(Data entries)
[BEGIN]

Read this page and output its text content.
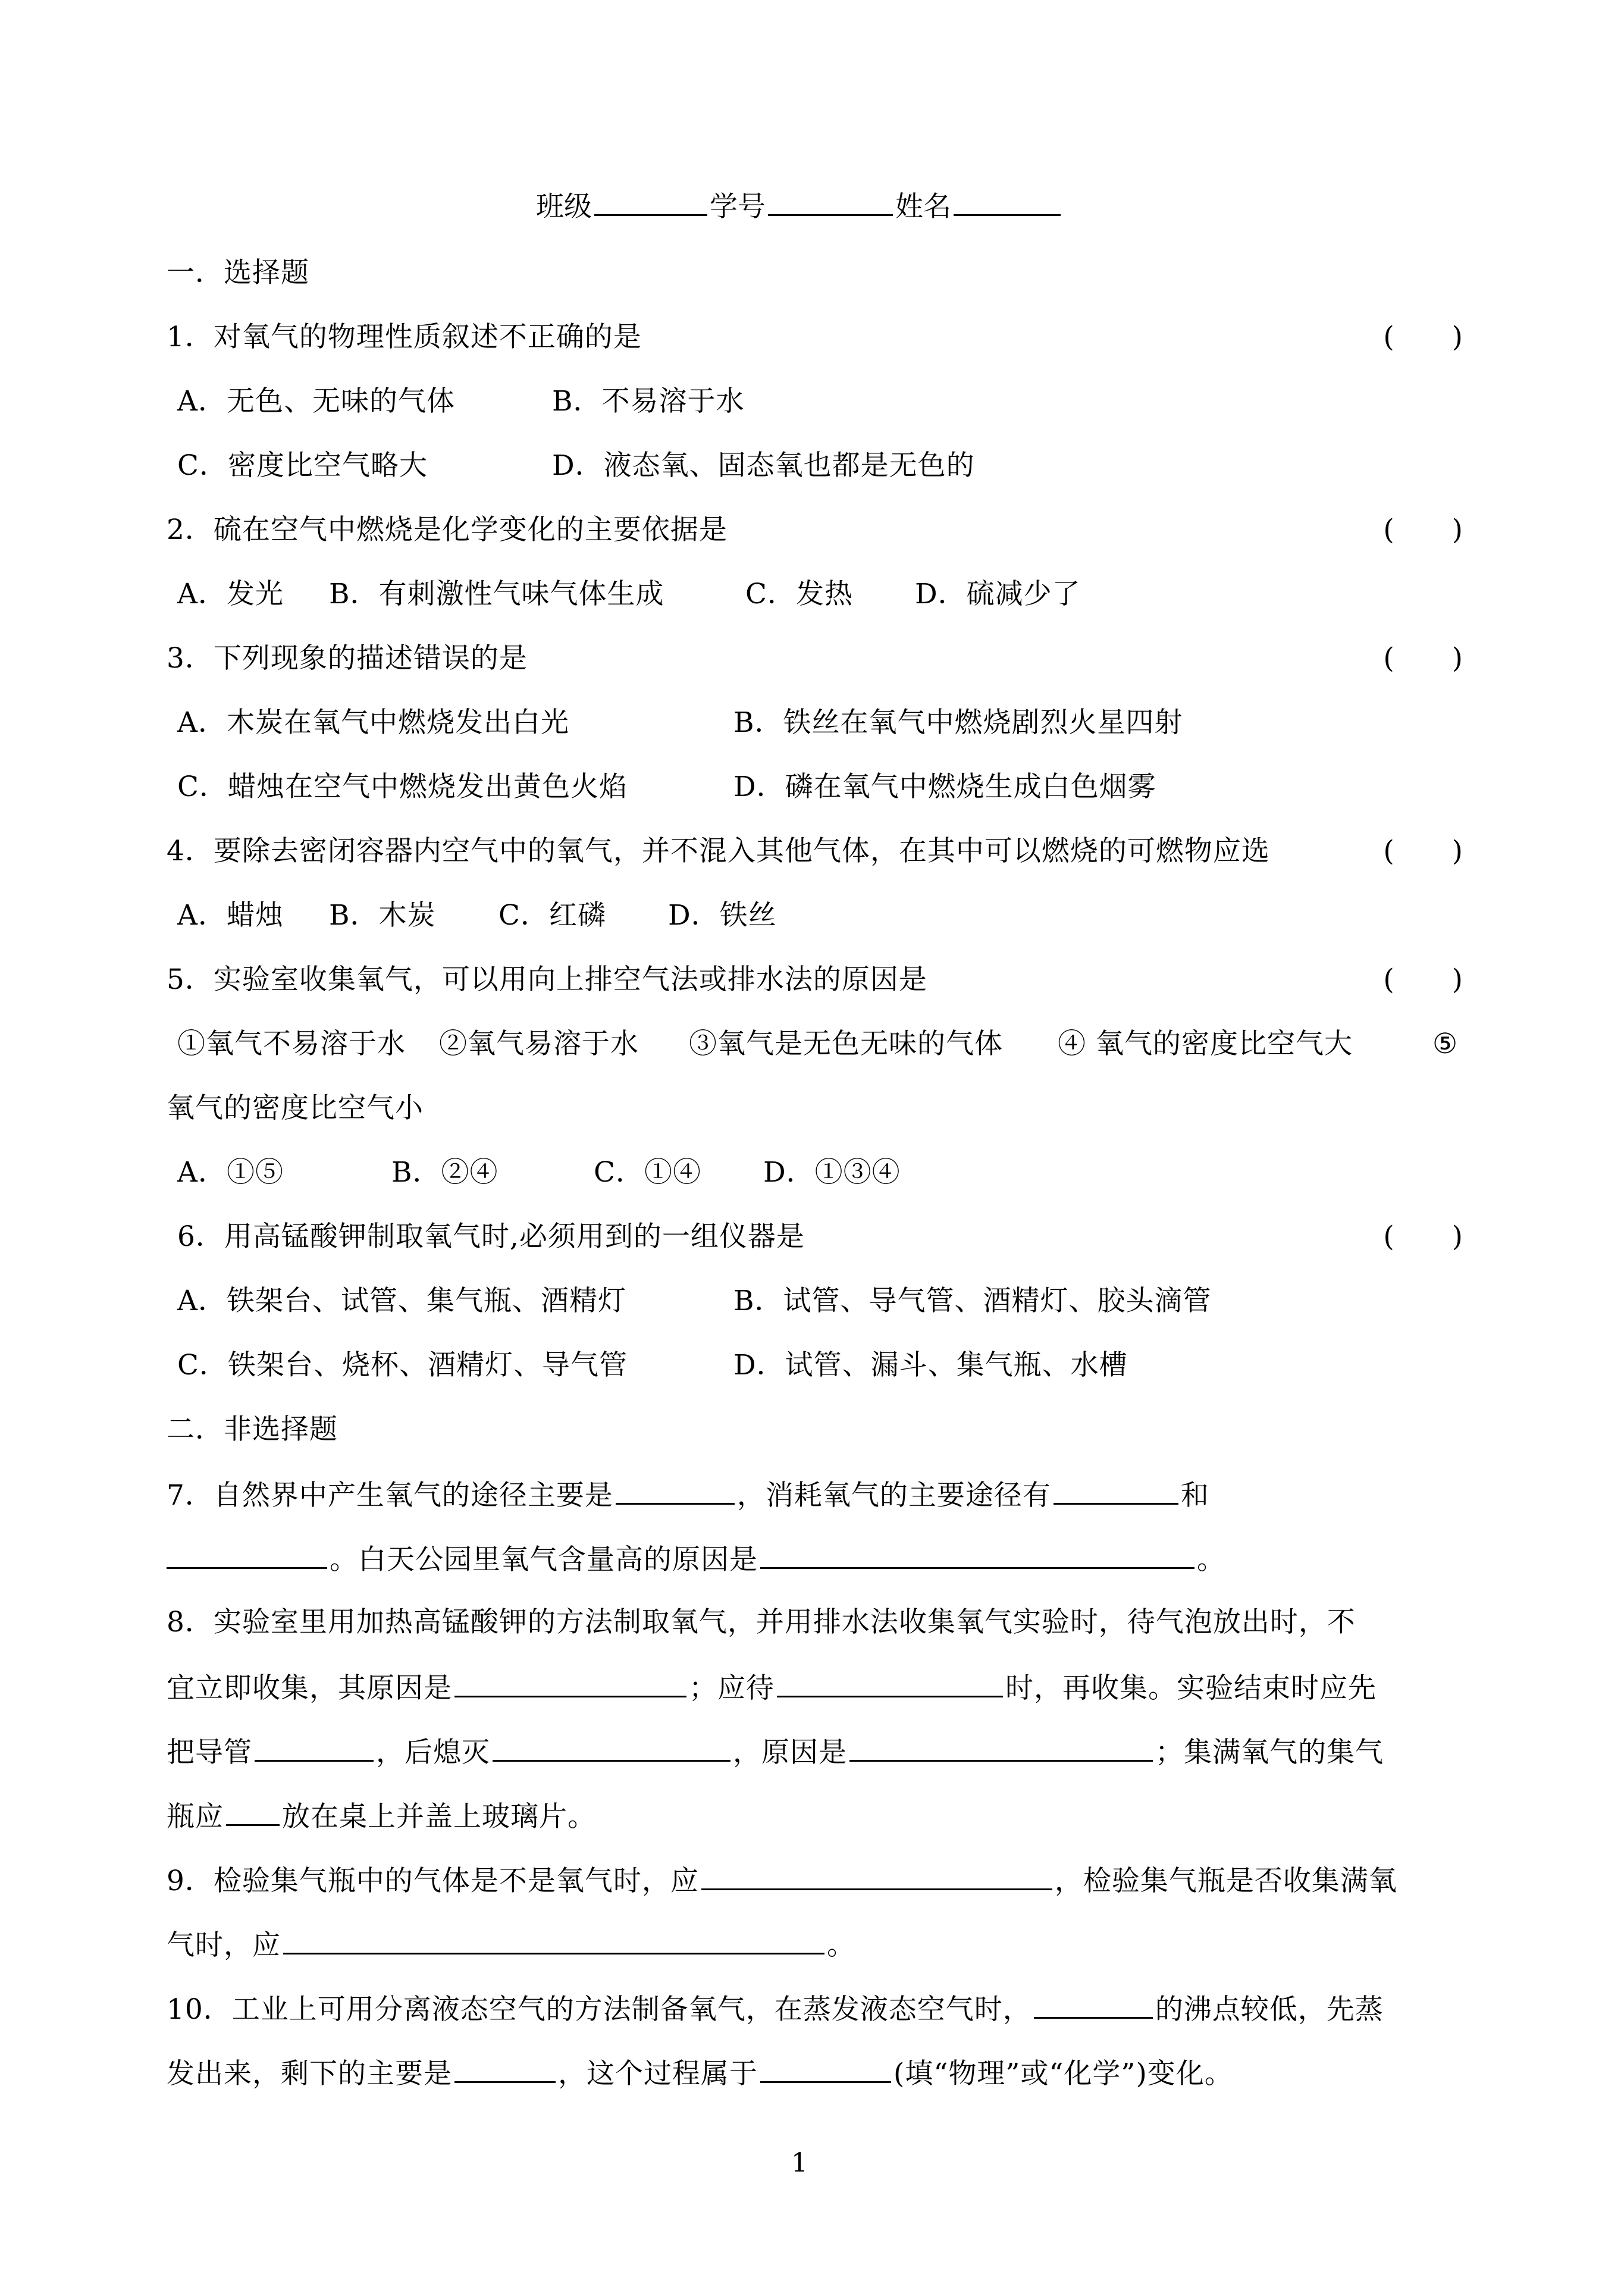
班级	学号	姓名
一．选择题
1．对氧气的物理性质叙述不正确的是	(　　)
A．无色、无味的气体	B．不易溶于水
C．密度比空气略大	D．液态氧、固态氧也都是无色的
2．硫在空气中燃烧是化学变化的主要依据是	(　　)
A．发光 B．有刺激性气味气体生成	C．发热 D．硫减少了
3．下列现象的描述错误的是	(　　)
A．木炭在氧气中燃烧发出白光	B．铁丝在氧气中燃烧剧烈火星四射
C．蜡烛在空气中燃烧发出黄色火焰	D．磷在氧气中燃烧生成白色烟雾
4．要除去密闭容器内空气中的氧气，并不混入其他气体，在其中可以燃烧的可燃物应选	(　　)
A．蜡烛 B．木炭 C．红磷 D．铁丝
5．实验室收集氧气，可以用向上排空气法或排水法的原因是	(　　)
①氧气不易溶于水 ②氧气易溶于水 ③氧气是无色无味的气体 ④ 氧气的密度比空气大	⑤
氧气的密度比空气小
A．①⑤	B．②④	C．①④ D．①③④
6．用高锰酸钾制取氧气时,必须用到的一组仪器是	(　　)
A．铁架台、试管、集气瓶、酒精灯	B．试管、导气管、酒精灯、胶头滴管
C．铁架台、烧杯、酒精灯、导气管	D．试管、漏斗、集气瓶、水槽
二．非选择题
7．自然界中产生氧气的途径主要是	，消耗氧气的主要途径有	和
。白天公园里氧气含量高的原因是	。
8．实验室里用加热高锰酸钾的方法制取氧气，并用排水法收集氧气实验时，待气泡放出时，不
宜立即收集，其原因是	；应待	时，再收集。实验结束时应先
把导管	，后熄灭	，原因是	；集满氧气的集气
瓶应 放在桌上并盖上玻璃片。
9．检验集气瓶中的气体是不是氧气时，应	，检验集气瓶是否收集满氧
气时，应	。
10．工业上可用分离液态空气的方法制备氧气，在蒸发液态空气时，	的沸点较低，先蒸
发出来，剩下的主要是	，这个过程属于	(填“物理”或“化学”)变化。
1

[END]

[EXERCISE]
Every entry should be returned exactly as written, minus the pictures.

[PROBLEM SOLUTION]
Read this page and output its text content.
班级	学号	姓名
一．选择题
1．对氧气的物理性质叙述不正确的是	(　　)
A．无色、无味的气体	B．不易溶于水
C．密度比空气略大	D．液态氧、固态氧也都是无色的
2．硫在空气中燃烧是化学变化的主要依据是	(　　)
A．发光 B．有刺激性气味气体生成	C．发热 D．硫减少了
3．下列现象的描述错误的是	(　　)
A．木炭在氧气中燃烧发出白光	B．铁丝在氧气中燃烧剧烈火星四射
C．蜡烛在空气中燃烧发出黄色火焰	D．磷在氧气中燃烧生成白色烟雾
4．要除去密闭容器内空气中的氧气，并不混入其他气体，在其中可以燃烧的可燃物应选	(　　)
A．蜡烛 B．木炭 C．红磷 D．铁丝
5．实验室收集氧气，可以用向上排空气法或排水法的原因是	(　　)
①氧气不易溶于水 ②氧气易溶于水 ③氧气是无色无味的气体 ④ 氧气的密度比空气大	⑤
氧气的密度比空气小
A．①⑤	B．②④	C．①④ D．①③④
6．用高锰酸钾制取氧气时,必须用到的一组仪器是	(　　)
A．铁架台、试管、集气瓶、酒精灯	B．试管、导气管、酒精灯、胶头滴管
C．铁架台、烧杯、酒精灯、导气管	D．试管、漏斗、集气瓶、水槽
二．非选择题
7．自然界中产生氧气的途径主要是	，消耗氧气的主要途径有	和
。白天公园里氧气含量高的原因是	。
8．实验室里用加热高锰酸钾的方法制取氧气，并用排水法收集氧气实验时，待气泡放出时，不
宜立即收集，其原因是	；应待	时，再收集。实验结束时应先
把导管	，后熄灭	，原因是	；集满氧气的集气
瓶应 放在桌上并盖上玻璃片。
9．检验集气瓶中的气体是不是氧气时，应	，检验集气瓶是否收集满氧
气时，应	。
10．工业上可用分离液态空气的方法制备氧气，在蒸发液态空气时，	的沸点较低，先蒸
发出来，剩下的主要是	，这个过程属于	(填“物理”或“化学”)变化。
1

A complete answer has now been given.